— Provided material —
###
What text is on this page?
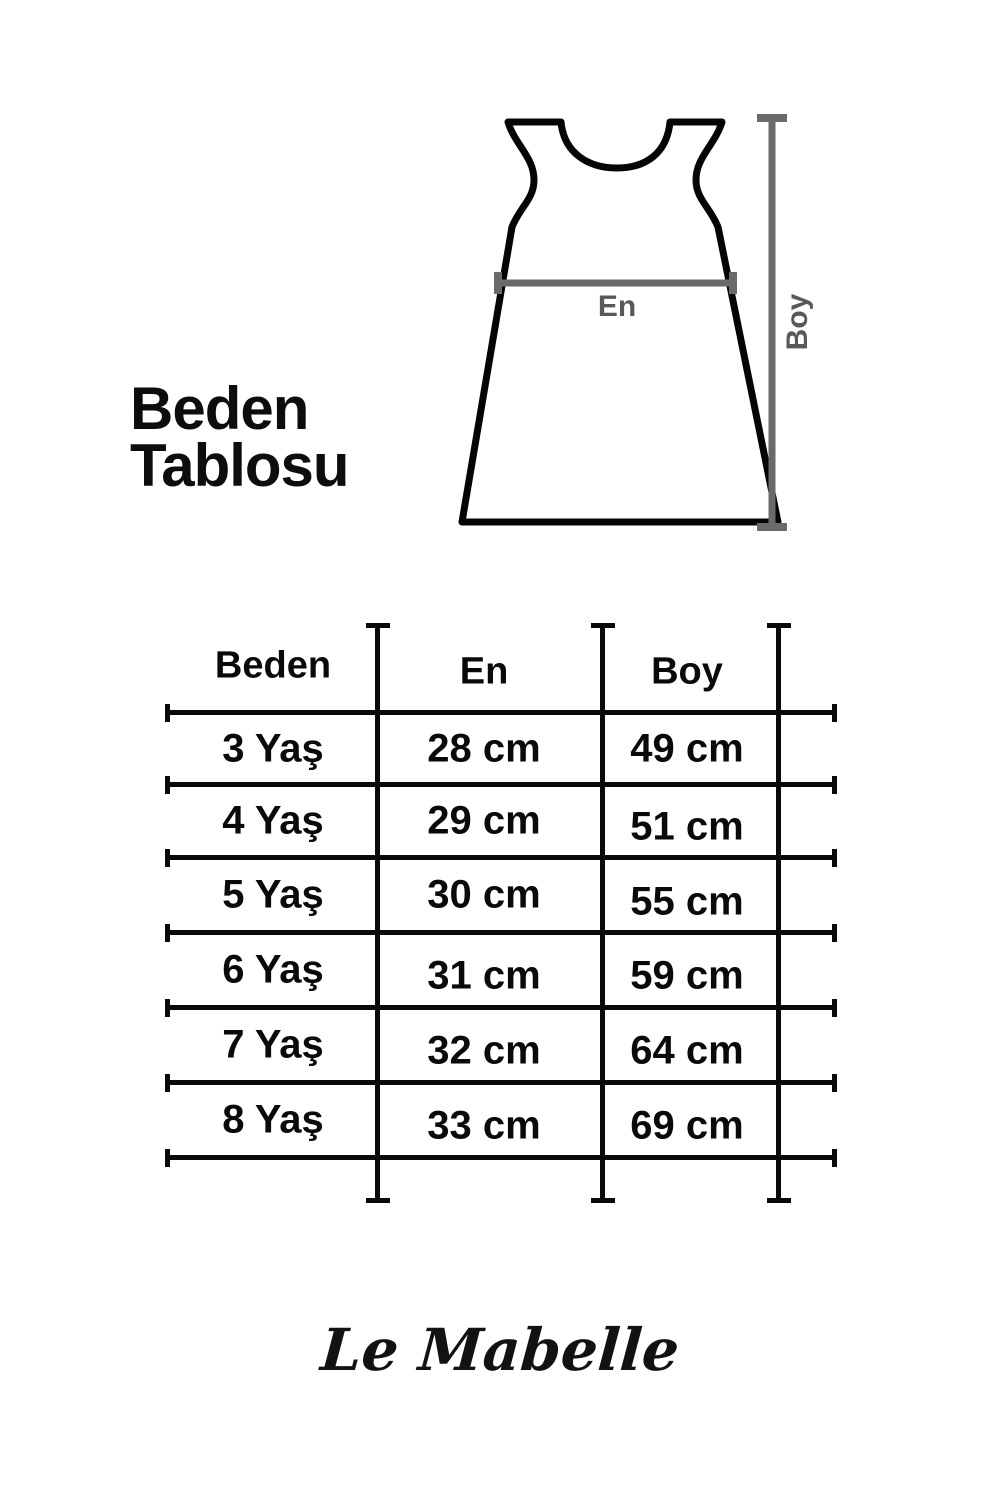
Beden
Tablosu
En	Boy
Beden	En	Boy
3 Yaş	28 cm 49 cm
4 Yaş	29 cm 51 cm
5 Yaş	30 cm 55 cm
6 Yaş	31 cm 59 cm
7 Yaş	32 cm 64 cm
8 Yaş	33 cm 69 cm
Le Mabelle
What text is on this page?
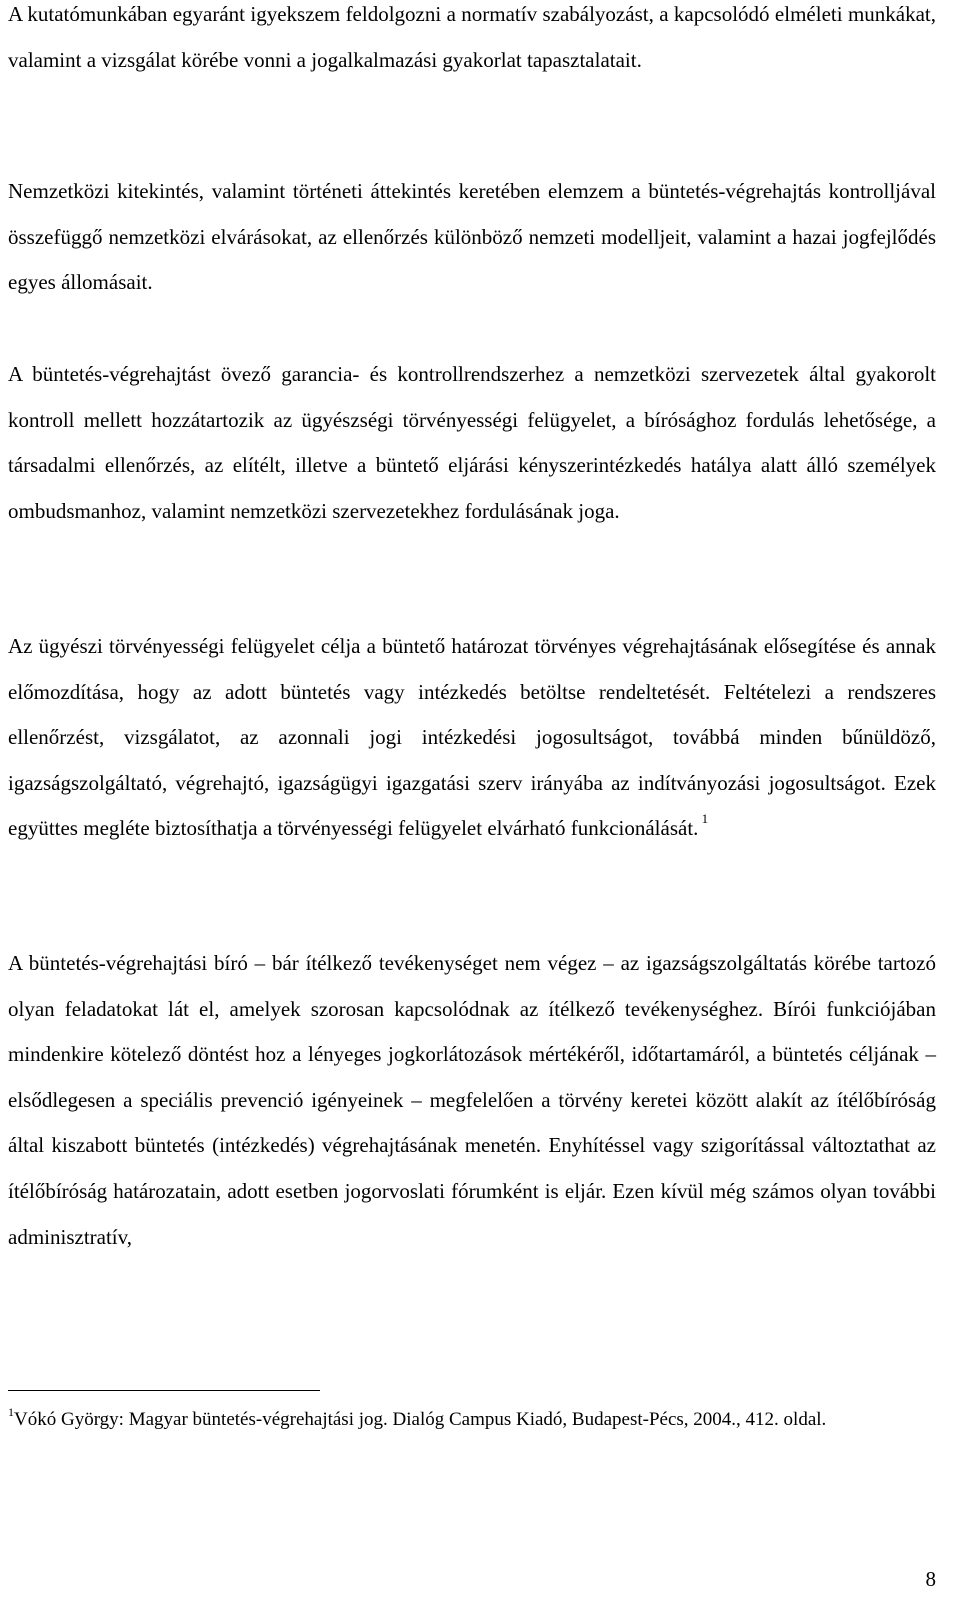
A kutatómunkában egyaránt igyekszem feldolgozni a normatív szabályozást, a kapcsolódó elméleti munkákat, valamint a vizsgálat körébe vonni a jogalkalmazási gyakorlat tapasztalatait.

Nemzetközi kitekintés, valamint történeti áttekintés keretében elemzem a büntetés-végrehajtás kontrolljával összefüggő nemzetközi elvárásokat, az ellenőrzés különböző nemzeti modelljeit, valamint a hazai jogfejlődés egyes állomásait.

A büntetés-végrehajtást övező garancia- és kontrollrendszerhez a nemzetközi szervezetek által gyakorolt kontroll mellett hozzátartozik az ügyészségi törvényességi felügyelet, a bírósághoz fordulás lehetősége, a társadalmi ellenőrzés, az elítélt, illetve a büntető eljárási kényszerintézkedés hatálya alatt álló személyek ombudsmanhoz, valamint nemzetközi szervezetekhez fordulásának joga.

Az ügyészi törvényességi felügyelet célja a büntető határozat törvényes végrehajtásának elősegítése és annak előmozdítása, hogy az adott büntetés vagy intézkedés betöltse rendeltetését. Feltételezi a rendszeres ellenőrzést, vizsgálatot, az azonnali jogi intézkedési jogosultságot, továbbá minden bűnüldöző, igazságszolgáltató, végrehajtó, igazságügyi igazgatási szerv irányába az indítványozási jogosultságot. Ezek együttes megléte biztosíthatja a törvényességi felügyelet elvárható funkcionálását. $^1$

A büntetés-végrehajtási bíró – bár ítélkező tevékenységet nem végez – az igazságszolgáltatás körébe tartozó olyan feladatokat lát el, amelyek szorosan kapcsolódnak az ítélkező tevékenységhez. Bírói funkciójában mindenkire kötelező döntést hoz a lényeges jogkorlátozások mértékéről, időtartamáról, a büntetés céljának – elsődlegesen a speciális prevenció igényeinek – megfelelően a törvény keretei között alakít az ítélőbíróság által kiszabott büntetés (intézkedés) végrehajtásának menetén. Enyhítéssel vagy szigorítással változtathat az ítélőbíróság határozatain, adott esetben jogorvoslati fórumként is eljár. Ezen kívül még számos olyan további adminisztratív,

$^1$Vókó György: Magyar büntetés-végrehajtási jog. Dialóg Campus Kiadó, Budapest-Pécs, 2004., 412. oldal.

8
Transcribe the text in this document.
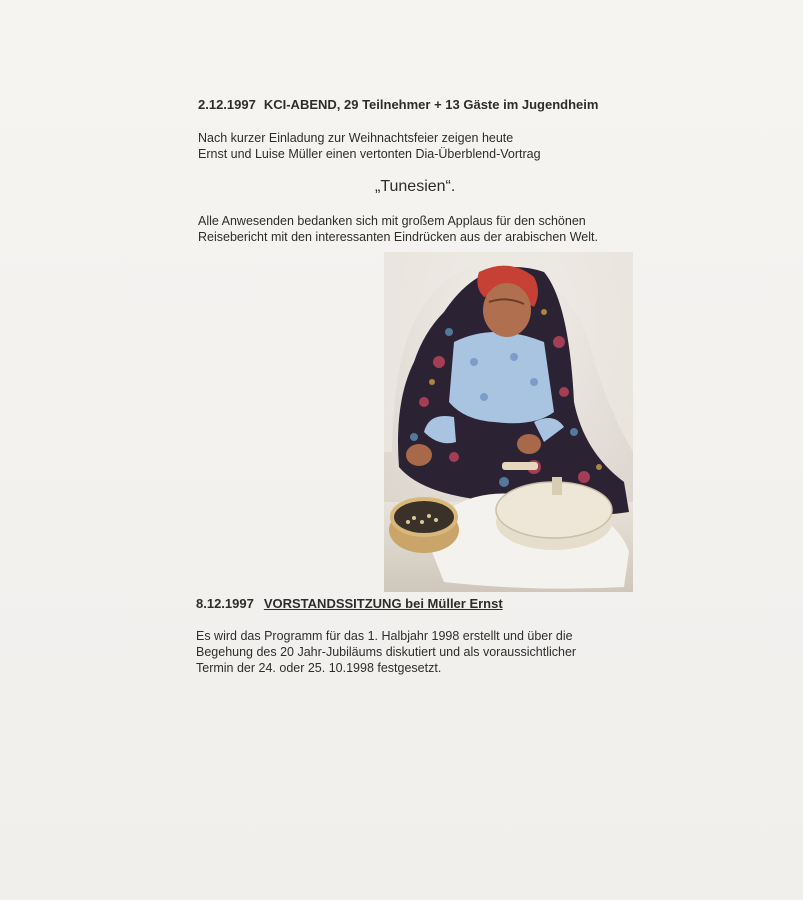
2.12.1997 KCI-ABEND, 29 Teilnehmer + 13 Gäste im Jugendheim
Nach kurzer Einladung zur Weihnachtsfeier zeigen heute
Ernst und Luise Müller einen vertonten Dia-Überblend-Vortrag
„Tunesien“.
Alle Anwesenden bedanken sich mit großem Applaus für den schönen
Reisebericht mit den interessanten Eindrücken aus der arabischen Welt.
8.12.1997 VORSTANDSSITZUNG bei Müller Ernst
Es wird das Programm für das 1. Halbjahr 1998 erstellt und über die
Begehung des 20 Jahr-Jubiläums diskutiert und als voraussichtlicher
Termin der 24. oder 25. 10.1998 festgesetzt.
###
— Objective —
Write out the whole listing exactly, and drop the pictures.

— Reply —
What text is on this page?
Beden
Tablosu
En	Boy
Beden	En	Boy
3 Yaş	28 cm 49 cm
4 Yaş	29 cm 51 cm
5 Yaş	30 cm 55 cm
6 Yaş	31 cm 59 cm
7 Yaş	32 cm 64 cm
8 Yaş	33 cm 69 cm
Le Mabelle
What text is on this page?
A kutatómunkában egyaránt igyekszem feldolgozni a normatív szabályozást, a kapcsolódó elméleti munkákat, valamint a vizsgálat körébe vonni a jogalkalmazási gyakorlat tapasztalatait.

Nemzetközi kitekintés, valamint történeti áttekintés keretében elemzem a büntetés-végrehajtás kontrolljával összefüggő nemzetközi elvárásokat, az ellenőrzés különböző nemzeti modelljeit, valamint a hazai jogfejlődés egyes állomásait.

A büntetés-végrehajtást övező garancia- és kontrollrendszerhez a nemzetközi szervezetek által gyakorolt kontroll mellett hozzátartozik az ügyészségi törvényességi felügyelet, a bírósághoz fordulás lehetősége, a társadalmi ellenőrzés, az elítélt, illetve a büntető eljárási kényszerintézkedés hatálya alatt álló személyek ombudsmanhoz, valamint nemzetközi szervezetekhez fordulásának joga.

Az ügyészi törvényességi felügyelet célja a büntető határozat törvényes végrehajtásának elősegítése és annak előmozdítása, hogy az adott büntetés vagy intézkedés betöltse rendeltetését. Feltételezi a rendszeres ellenőrzést, vizsgálatot, az azonnali jogi intézkedési jogosultságot, továbbá minden bűnüldöző, igazságszolgáltató, végrehajtó, igazságügyi igazgatási szerv irányába az indítványozási jogosultságot. Ezek együttes megléte biztosíthatja a törvényességi felügyelet elvárható funkcionálását. $^1$

A büntetés-végrehajtási bíró – bár ítélkező tevékenységet nem végez – az igazságszolgáltatás körébe tartozó olyan feladatokat lát el, amelyek szorosan kapcsolódnak az ítélkező tevékenységhez. Bírói funkciójában mindenkire kötelező döntést hoz a lényeges jogkorlátozások mértékéről, időtartamáról, a büntetés céljának – elsődlegesen a speciális prevenció igényeinek – megfelelően a törvény keretei között alakít az ítélőbíróság által kiszabott büntetés (intézkedés) végrehajtásának menetén. Enyhítéssel vagy szigorítással változtathat az ítélőbíróság határozatain, adott esetben jogorvoslati fórumként is eljár. Ezen kívül még számos olyan további adminisztratív,

$^1$Vókó György: Magyar büntetés-végrehajtási jog. Dialóg Campus Kiadó, Budapest-Pécs, 2004., 412. oldal.

8
Transcribe the text in this document.
2.12.1997 KCI-ABEND, 29 Teilnehmer + 13 Gäste im Jugendheim
Nach kurzer Einladung zur Weihnachtsfeier zeigen heute
Ernst und Luise Müller einen vertonten Dia-Überblend-Vortrag
„Tunesien“.
Alle Anwesenden bedanken sich mit großem Applaus für den schönen
Reisebericht mit den interessanten Eindrücken aus der arabischen Welt.
8.12.1997 VORSTANDSSITZUNG bei Müller Ernst
Es wird das Programm für das 1. Halbjahr 1998 erstellt und über die
Begehung des 20 Jahr-Jubiläums diskutiert und als voraussichtlicher
Termin der 24. oder 25. 10.1998 festgesetzt.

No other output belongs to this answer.